/---
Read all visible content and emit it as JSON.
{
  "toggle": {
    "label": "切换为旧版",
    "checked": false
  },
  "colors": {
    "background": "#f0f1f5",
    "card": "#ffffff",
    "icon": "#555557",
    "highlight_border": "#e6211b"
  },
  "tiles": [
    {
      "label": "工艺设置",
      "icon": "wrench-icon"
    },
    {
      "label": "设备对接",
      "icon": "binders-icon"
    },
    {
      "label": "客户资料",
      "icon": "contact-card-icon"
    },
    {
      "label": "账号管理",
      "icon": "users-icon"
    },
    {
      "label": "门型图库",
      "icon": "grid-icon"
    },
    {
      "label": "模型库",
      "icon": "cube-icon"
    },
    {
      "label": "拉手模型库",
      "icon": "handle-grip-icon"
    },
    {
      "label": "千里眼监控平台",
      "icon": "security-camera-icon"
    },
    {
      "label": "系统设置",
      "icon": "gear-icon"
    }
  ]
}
\---
__WHAT TO DO__. Return the entries above exactly, each one complete.

__TASK OUTPUT__.
Read all visible content and emit it as JSON.
{
  "toggle": {
    "label": "切换为旧版",
    "checked": false
  },
  "colors": {
    "background": "#f0f1f5",
    "card": "#ffffff",
    "icon": "#555557",
    "highlight_border": "#e6211b"
  },
  "tiles": [
    {
      "label": "工艺设置",
      "icon": "wrench-icon"
    },
    {
      "label": "设备对接",
      "icon": "binders-icon"
    },
    {
      "label": "客户资料",
      "icon": "contact-card-icon"
    },
    {
      "label": "账号管理",
      "icon": "users-icon"
    },
    {
      "label": "门型图库",
      "icon": "grid-icon"
    },
    {
      "label": "模型库",
      "icon": "cube-icon"
    },
    {
      "label": "拉手模型库",
      "icon": "handle-grip-icon"
    },
    {
      "label": "千里眼监控平台",
      "icon": "security-camera-icon"
    },
    {
      "label": "系统设置",
      "icon": "gear-icon"
    }
  ]
}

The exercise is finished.